=== Section Start ===

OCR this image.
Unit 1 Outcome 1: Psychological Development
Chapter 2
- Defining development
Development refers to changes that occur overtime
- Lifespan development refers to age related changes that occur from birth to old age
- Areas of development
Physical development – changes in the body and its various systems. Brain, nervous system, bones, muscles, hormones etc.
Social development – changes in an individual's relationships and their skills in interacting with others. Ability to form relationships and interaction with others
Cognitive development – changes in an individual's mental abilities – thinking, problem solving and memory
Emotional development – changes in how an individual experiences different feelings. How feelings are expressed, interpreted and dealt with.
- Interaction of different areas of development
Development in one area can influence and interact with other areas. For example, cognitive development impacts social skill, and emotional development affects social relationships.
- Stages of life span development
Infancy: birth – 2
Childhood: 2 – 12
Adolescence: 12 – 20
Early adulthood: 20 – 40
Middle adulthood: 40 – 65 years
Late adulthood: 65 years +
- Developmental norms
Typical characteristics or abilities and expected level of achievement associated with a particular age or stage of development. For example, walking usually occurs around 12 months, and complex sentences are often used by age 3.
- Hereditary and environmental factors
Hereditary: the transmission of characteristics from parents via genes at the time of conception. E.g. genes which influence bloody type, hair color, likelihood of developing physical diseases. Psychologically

=== Section End ===

_The problem_. Every line of the material that holds the word "adulthood" must be found and copied.

_Exercise response_.
Early adulthood: 20 – 40
Middle adulthood: 40 – 65 years
Late adulthood: 65 years +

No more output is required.